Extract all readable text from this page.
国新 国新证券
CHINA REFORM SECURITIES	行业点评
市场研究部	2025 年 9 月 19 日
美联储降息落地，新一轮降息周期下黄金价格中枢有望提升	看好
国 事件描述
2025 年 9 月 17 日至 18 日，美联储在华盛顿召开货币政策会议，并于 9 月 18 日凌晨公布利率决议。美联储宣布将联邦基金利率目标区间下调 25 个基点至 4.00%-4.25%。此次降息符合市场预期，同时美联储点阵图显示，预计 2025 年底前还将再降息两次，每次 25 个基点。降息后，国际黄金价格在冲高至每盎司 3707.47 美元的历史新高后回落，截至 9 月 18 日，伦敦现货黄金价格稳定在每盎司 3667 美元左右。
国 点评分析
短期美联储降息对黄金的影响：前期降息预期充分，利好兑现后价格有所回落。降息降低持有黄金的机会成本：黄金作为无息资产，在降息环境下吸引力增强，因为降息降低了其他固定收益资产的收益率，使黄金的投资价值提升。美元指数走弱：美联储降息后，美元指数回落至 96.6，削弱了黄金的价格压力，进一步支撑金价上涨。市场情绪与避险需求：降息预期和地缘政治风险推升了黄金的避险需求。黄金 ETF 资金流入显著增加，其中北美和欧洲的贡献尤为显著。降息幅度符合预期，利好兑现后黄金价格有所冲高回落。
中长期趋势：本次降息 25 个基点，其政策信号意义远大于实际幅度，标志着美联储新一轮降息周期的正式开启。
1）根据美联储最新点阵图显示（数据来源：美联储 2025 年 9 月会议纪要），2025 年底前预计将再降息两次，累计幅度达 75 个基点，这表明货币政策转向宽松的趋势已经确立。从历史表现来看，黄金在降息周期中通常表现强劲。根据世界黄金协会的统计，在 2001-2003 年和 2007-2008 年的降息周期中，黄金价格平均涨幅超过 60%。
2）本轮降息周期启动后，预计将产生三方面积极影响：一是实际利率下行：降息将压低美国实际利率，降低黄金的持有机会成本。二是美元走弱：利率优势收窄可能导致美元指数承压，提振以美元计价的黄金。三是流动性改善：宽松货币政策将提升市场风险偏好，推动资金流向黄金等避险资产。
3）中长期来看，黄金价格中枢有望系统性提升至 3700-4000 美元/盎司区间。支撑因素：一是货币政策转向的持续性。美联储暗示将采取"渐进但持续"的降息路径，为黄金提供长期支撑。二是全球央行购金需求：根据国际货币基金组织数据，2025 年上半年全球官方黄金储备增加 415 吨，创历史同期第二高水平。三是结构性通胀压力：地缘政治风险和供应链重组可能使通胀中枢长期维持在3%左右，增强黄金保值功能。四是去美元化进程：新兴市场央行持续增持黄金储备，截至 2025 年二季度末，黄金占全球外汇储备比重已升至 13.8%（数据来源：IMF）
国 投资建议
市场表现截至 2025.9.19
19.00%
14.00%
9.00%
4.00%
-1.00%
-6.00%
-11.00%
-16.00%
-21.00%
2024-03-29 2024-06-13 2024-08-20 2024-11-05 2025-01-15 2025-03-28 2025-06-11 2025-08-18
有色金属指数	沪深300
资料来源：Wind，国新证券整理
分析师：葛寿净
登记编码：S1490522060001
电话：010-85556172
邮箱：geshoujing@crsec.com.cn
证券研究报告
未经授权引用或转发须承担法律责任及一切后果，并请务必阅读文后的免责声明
═══
* [Task details]: Pick out the lines containing the word "数据来源" and show them.

* [Result below]:
1）根据美联储最新点阵图显示（数据来源：美联储 2025 年 9 月会议纪要），2025 年底前预计将再降息两次，累计幅度达 75 个基点，这表明货币政策转向宽松的趋势已经确立。从历史表现来看，黄金在降息周期中通常表现强劲。根据世界黄金协会的统计，在 2001-2003 年和 2007-2008 年的降息周期中，黄金价格平均涨幅超过 60%。
3）中长期来看，黄金价格中枢有望系统性提升至 3700-4000 美元/盎司区间。支撑因素：一是货币政策转向的持续性。美联储暗示将采取"渐进但持续"的降息路径，为黄金提供长期支撑。二是全球央行购金需求：根据国际货币基金组织数据，2025 年上半年全球官方黄金储备增加 415 吨，创历史同期第二高水平。三是结构性通胀压力：地缘政治风险和供应链重组可能使通胀中枢长期维持在3%左右，增强黄金保值功能。四是去美元化进程：新兴市场央行持续增持黄金储备，截至 2025 年二季度末，黄金占全球外汇储备比重已升至 13.8%（数据来源：IMF）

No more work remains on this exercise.